Produce a verbatim copy of the entries listed below.

Data records
+-------+

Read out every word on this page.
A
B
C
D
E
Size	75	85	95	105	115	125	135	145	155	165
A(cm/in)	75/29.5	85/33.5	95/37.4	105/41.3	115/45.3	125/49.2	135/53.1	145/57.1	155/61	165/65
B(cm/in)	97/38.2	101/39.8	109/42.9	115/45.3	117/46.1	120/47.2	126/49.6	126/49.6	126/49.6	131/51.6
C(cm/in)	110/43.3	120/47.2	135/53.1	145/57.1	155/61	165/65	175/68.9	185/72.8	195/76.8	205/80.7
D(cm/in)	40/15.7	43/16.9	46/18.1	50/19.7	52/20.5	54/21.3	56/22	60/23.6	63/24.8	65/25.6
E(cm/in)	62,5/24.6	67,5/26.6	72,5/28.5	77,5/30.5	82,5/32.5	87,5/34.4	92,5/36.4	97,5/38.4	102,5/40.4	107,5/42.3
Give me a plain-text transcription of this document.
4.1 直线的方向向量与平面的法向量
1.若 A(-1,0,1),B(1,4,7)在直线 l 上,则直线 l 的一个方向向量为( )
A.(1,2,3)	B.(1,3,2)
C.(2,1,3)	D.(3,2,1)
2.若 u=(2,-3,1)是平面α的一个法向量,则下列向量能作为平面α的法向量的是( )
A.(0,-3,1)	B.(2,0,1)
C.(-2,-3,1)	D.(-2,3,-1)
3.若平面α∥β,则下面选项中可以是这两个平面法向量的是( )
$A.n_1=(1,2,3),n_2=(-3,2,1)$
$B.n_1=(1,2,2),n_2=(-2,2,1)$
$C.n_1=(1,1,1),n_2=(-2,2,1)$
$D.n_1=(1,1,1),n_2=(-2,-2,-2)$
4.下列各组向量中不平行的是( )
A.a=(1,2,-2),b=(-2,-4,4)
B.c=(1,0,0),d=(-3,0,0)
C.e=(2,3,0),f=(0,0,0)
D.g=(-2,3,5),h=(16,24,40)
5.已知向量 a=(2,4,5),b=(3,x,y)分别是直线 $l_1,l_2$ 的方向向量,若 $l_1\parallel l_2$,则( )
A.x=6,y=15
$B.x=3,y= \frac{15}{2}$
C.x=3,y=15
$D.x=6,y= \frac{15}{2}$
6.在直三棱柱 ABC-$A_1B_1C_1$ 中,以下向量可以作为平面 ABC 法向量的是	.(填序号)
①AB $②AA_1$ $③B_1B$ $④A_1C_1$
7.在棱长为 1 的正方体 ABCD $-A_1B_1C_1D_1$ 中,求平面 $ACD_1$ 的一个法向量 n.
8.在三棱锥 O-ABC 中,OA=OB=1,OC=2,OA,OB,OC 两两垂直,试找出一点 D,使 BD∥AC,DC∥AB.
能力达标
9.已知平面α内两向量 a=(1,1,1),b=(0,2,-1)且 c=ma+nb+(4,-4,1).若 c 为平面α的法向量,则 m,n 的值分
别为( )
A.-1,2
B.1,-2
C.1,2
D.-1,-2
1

+-------+

REPLY
Read out every word on this page.
A
B
C
D
E
Size	75	85	95	105	115	125	135	145	155	165
A(cm/in)	75/29.5	85/33.5	95/37.4	105/41.3	115/45.3	125/49.2	135/53.1	145/57.1	155/61	165/65
B(cm/in)	97/38.2	101/39.8	109/42.9	115/45.3	117/46.1	120/47.2	126/49.6	126/49.6	126/49.6	131/51.6
C(cm/in)	110/43.3	120/47.2	135/53.1	145/57.1	155/61	165/65	175/68.9	185/72.8	195/76.8	205/80.7
D(cm/in)	40/15.7	43/16.9	46/18.1	50/19.7	52/20.5	54/21.3	56/22	60/23.6	63/24.8	65/25.6
E(cm/in)	62,5/24.6	67,5/26.6	72,5/28.5	77,5/30.5	82,5/32.5	87,5/34.4	92,5/36.4	97,5/38.4	102,5/40.4	107,5/42.3
Give me a plain-text transcription of this document.
4.1 直线的方向向量与平面的法向量
1.若 A(-1,0,1),B(1,4,7)在直线 l 上,则直线 l 的一个方向向量为( )
A.(1,2,3)	B.(1,3,2)
C.(2,1,3)	D.(3,2,1)
2.若 u=(2,-3,1)是平面α的一个法向量,则下列向量能作为平面α的法向量的是( )
A.(0,-3,1)	B.(2,0,1)
C.(-2,-3,1)	D.(-2,3,-1)
3.若平面α∥β,则下面选项中可以是这两个平面法向量的是( )
$A.n_1=(1,2,3),n_2=(-3,2,1)$
$B.n_1=(1,2,2),n_2=(-2,2,1)$
$C.n_1=(1,1,1),n_2=(-2,2,1)$
$D.n_1=(1,1,1),n_2=(-2,-2,-2)$
4.下列各组向量中不平行的是( )
A.a=(1,2,-2),b=(-2,-4,4)
B.c=(1,0,0),d=(-3,0,0)
C.e=(2,3,0),f=(0,0,0)
D.g=(-2,3,5),h=(16,24,40)
5.已知向量 a=(2,4,5),b=(3,x,y)分别是直线 $l_1,l_2$ 的方向向量,若 $l_1\parallel l_2$,则( )
A.x=6,y=15
$B.x=3,y= \frac{15}{2}$
C.x=3,y=15
$D.x=6,y= \frac{15}{2}$
6.在直三棱柱 ABC-$A_1B_1C_1$ 中,以下向量可以作为平面 ABC 法向量的是	.(填序号)
①AB $②AA_1$ $③B_1B$ $④A_1C_1$
7.在棱长为 1 的正方体 ABCD $-A_1B_1C_1D_1$ 中,求平面 $ACD_1$ 的一个法向量 n.
8.在三棱锥 O-ABC 中,OA=OB=1,OC=2,OA,OB,OC 两两垂直,试找出一点 D,使 BD∥AC,DC∥AB.
能力达标
9.已知平面α内两向量 a=(1,1,1),b=(0,2,-1)且 c=ma+nb+(4,-4,1).若 c 为平面α的法向量,则 m,n 的值分
别为( )
A.-1,2
B.1,-2
C.1,2
D.-1,-2
1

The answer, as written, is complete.